- Исходный текст
>>
Британский антрополог-монголовед К.Хамфри, занимавшаяся специально изучением ситуации гость-хозяин в юрте, опубликовала свод из 100 правил хорошего (т. е. правильного, этикетного) поведения, которым должны руководствоваться и тот и другой. Нарушение их гостями по незнанию — показатель чаще всего принадлежности к чужому (и что очень вероятно при этом, особенно в средние века, — враждебному) миру, а нарушение намеренное человеком своего рода-племени — символ неблагожелательности, неуважения, а иногда даже и оскорбления. Позы и их назначение .
            С точки зрения норм этикета большое значение имела поза, а точнее говоря, способы сидения в юрте, которым должны были следовать люди в соответствии с их возрастом и социальным положением, в будни и праздники. Наиболее распространённая и мужская и женская поза — бохирч суух (дословно "сидеть согнув ноги").
 Сидящий подкладывал под себя одну ногу и, сидя на ней, выставлял перед собой колено другой, на которое опирался рукой. От того, в какой части юрты находился человек, зависело, какую именно ногу он под себя подкладывал. Колено поднятой ноги, согласно правилам, должно было быть обязательно обращено к двери, поэтому женщины, как правило, сидели на правой ноге и выставляли перед собой колено левой, а мужчины, наоборот, — на левой, выставляя перед собой колено правой. Эта поза была не только будничной, но и праздничной. Так можно было сидеть и где-нибудь в степи, если встречались несколько человек и присаживались поговорить.                Следующая поза — завилж суух (дословно "сидеть скрестив ноги"). Известны два вида такой позы: подложив под себя скрещенные ноги и выставив их перед собой. Первый вариант — более строгий, в такой позе обычно сидели ламы во время молитвы и хуралов в буддийских монастырях, феодальная знать на официальных приёмах. Второй вариант — более непринуждённый, так могли сидеть почтенные и уважаемые старики, но такая поза не рекомендовалась молодёжи, особенно в присутствии старших по возрасту. Знатные женщины могли сидеть с вытянутыми ногами, и лишь носки их ступней должны были перекрещиваться.           Сохрох — поза стояния на коленях; в ней заложен некоторый уничижительный оттенок, так как на колени должны были становиться простолюдины при появлении своих ханов и нойонов, а также императорских чиновников. Однако та же самая поза коленопреклонения, если она принималась с целью пожелания мира и благополучия вышестоящим по социальному рангу (в этом случае она называлась согдэх), уже не считалась унизительной, а, напротив, благожелательной. Кроме того, на коленях обычно стоит тот, кто разливает архи во время приёма гостей, а уж это никак не унизительная, а скорее почётная обязанность.
<<
- Задание
Продолжите текст об этикетных позах в монгольской юрте после его последнего предложения. Приведённые далее строки для работы не понадобятся.

- Записанные данные
>>
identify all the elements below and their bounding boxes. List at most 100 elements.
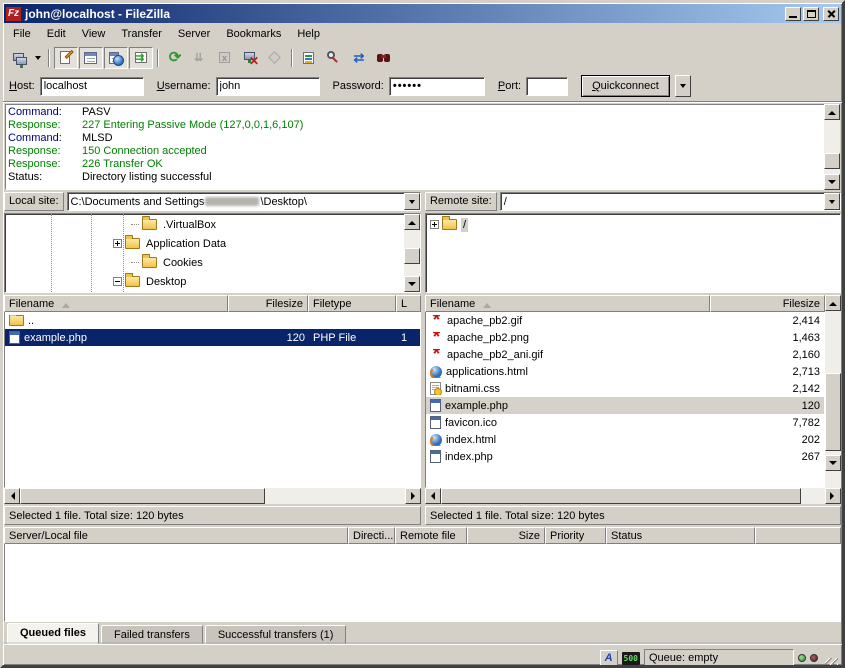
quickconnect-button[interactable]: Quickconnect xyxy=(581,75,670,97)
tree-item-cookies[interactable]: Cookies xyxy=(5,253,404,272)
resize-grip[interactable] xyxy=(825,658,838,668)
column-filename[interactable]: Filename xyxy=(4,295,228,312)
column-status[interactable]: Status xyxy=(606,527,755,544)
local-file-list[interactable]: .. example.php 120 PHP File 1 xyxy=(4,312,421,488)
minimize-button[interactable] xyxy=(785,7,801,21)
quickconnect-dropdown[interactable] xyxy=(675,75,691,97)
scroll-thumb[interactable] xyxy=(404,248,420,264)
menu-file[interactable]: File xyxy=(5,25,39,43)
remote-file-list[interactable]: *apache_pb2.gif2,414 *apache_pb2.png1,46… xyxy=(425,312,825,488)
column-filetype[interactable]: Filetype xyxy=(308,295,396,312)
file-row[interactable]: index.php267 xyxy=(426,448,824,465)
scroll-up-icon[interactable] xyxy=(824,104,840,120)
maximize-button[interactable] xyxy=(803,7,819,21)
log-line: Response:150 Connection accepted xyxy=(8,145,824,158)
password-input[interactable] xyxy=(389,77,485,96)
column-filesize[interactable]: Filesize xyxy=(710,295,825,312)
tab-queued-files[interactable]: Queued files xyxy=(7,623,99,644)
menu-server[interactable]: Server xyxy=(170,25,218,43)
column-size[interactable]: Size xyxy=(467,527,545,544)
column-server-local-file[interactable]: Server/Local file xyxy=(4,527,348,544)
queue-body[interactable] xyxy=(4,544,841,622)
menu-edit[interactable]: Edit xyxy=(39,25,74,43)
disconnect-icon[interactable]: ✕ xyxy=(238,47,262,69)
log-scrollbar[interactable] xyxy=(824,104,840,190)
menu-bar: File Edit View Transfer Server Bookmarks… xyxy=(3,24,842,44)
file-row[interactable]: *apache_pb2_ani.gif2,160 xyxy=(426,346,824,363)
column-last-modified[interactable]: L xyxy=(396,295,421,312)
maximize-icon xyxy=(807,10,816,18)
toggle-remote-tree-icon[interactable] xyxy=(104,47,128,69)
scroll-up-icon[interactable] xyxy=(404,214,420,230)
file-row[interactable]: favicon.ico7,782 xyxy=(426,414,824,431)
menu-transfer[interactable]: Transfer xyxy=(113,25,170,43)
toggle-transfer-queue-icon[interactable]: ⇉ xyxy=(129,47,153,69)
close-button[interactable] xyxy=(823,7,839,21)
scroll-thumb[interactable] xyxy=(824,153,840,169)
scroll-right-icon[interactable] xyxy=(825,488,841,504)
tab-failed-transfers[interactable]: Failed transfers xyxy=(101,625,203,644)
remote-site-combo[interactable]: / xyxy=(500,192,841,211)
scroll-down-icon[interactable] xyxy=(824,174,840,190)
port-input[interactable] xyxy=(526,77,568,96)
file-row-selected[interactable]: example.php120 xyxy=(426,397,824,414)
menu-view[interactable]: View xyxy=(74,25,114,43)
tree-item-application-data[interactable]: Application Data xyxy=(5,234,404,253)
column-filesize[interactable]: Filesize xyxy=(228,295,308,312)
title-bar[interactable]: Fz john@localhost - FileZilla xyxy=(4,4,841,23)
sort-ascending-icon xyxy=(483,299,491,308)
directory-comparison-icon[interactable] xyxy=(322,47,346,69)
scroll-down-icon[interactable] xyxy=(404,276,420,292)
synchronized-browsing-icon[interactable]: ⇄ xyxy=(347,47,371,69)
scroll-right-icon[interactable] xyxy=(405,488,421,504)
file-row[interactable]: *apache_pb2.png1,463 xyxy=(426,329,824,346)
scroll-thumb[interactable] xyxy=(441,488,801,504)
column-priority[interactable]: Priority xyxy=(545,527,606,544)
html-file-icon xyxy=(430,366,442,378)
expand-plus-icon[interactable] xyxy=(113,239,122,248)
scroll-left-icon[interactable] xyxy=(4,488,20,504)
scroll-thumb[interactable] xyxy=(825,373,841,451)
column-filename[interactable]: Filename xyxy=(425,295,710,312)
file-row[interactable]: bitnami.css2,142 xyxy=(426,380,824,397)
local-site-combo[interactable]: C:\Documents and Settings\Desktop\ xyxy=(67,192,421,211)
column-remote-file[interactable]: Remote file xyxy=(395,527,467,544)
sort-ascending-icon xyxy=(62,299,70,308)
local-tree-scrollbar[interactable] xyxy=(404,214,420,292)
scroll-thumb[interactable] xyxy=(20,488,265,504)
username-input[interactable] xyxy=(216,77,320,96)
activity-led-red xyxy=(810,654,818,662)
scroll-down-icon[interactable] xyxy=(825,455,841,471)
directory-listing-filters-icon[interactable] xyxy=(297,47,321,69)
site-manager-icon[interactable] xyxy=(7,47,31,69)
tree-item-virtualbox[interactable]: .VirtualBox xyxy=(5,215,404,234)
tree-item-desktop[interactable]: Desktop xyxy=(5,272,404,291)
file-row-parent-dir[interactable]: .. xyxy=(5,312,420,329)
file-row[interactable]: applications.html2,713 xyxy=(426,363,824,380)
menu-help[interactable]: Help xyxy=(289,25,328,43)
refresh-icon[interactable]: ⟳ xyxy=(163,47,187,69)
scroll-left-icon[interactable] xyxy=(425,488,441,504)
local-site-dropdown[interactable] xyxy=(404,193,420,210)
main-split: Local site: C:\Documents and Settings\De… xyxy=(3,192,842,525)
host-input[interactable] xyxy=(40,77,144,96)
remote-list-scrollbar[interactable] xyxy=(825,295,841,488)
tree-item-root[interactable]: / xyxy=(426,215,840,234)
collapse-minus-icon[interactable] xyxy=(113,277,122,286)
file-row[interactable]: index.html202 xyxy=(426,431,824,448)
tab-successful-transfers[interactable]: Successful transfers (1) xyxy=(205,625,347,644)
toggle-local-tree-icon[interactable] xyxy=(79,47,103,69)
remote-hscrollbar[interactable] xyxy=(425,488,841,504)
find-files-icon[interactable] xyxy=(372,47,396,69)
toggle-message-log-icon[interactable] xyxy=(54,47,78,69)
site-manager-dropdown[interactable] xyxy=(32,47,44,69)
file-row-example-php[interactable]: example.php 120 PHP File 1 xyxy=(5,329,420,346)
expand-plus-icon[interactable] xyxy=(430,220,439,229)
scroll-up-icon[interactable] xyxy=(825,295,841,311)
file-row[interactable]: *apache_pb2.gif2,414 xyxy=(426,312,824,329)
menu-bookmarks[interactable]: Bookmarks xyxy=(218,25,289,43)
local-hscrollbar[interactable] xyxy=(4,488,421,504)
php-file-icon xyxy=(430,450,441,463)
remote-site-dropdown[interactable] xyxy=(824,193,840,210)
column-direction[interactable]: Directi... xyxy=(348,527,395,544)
<<
- Итоговый результат
         Бургэдэн суудал (дословно "орлиная посадка") — поза сидения на корточках, одна из самых распространённых бытовых поз в сельской местности. Поза эта требует от сидящего особой сноровки и в значительной степени восходит к особенностям национальной обуви монголов — сапогам гутулам. Опираясь на землю только носками сапог, человек всей своей тяжестью давит на их прочные негнущиеся голенища, которые становятся для него довольно удобным сиденьем. Монголы в гутулах могут сидеть в такой позе часами, те же, кто сменил массивные гутулы на современные сапоги с более мягким голенищем, долго в такой позе пребывать уже не могут.                "Орлиной посадкой" пользуются не столько в юрте, сколько на свежем воздухе: встретившиеся в степи всадники, спешившись с коней, закуривают и не спеша беседуют, сидя в этой позе; так сидят сотни людей вдоль трассы скачек, ожидая появления победителей заездов. И даже в городских условиях где-нибудь на автобусной станции, несмотря на наличие скамеек для ожидающих автобуса, можно увидеть стариков, сидящих рядом с этими скамейками, но ни в коем случае не на них, в традиционной степной позе "орлиного сидения". Однако если тебе собираются что-то вручить (например, подарок), то такая поза неприлична ни для дающего, ни для принимающего. В такой ситуации позу надо сменить, лучше всего вообще встать: самая обыденная из поз не должна была пересекаться с сакральным коммуникативным актом вручения даров.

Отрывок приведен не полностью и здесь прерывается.